WORK TO COMPLETE
Every record below is to be retyped exactly.

Dataset listings of figures:
--------------------------------------------------
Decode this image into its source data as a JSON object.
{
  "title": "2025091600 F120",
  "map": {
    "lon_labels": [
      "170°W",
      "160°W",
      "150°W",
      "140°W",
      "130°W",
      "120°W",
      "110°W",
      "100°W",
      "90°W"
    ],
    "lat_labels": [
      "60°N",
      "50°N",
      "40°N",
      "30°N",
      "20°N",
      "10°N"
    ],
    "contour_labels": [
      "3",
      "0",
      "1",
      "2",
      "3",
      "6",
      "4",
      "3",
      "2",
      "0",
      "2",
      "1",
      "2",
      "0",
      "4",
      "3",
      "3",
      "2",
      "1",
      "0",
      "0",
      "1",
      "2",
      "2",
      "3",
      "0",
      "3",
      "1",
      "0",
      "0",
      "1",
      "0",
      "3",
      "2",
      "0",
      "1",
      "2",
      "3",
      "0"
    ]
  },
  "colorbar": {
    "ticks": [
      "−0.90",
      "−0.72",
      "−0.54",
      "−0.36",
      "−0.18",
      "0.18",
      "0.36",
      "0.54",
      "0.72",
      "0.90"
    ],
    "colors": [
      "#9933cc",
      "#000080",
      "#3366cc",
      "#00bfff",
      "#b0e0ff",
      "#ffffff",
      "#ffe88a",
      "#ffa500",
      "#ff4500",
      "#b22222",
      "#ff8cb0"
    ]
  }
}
--------------------------------------------------
SOLUTION TO THIS TASK
Decode this image into its source data as a JSON object.
{
  "title": "2025091600 F120",
  "map": {
    "lon_labels": [
      "170°W",
      "160°W",
      "150°W",
      "140°W",
      "130°W",
      "120°W",
      "110°W",
      "100°W",
      "90°W"
    ],
    "lat_labels": [
      "60°N",
      "50°N",
      "40°N",
      "30°N",
      "20°N",
      "10°N"
    ],
    "contour_labels": [
      "3",
      "0",
      "1",
      "2",
      "3",
      "6",
      "4",
      "3",
      "2",
      "0",
      "2",
      "1",
      "2",
      "0",
      "4",
      "3",
      "3",
      "2",
      "1",
      "0",
      "0",
      "1",
      "2",
      "2",
      "3",
      "0",
      "3",
      "1",
      "0",
      "0",
      "1",
      "0",
      "3",
      "2",
      "0",
      "1",
      "2",
      "3",
      "0"
    ]
  },
  "colorbar": {
    "ticks": [
      "−0.90",
      "−0.72",
      "−0.54",
      "−0.36",
      "−0.18",
      "0.18",
      "0.36",
      "0.54",
      "0.72",
      "0.90"
    ],
    "colors": [
      "#9933cc",
      "#000080",
      "#3366cc",
      "#00bfff",
      "#b0e0ff",
      "#ffffff",
      "#ffe88a",
      "#ffa500",
      "#ff4500",
      "#b22222",
      "#ff8cb0"
    ]
  }
}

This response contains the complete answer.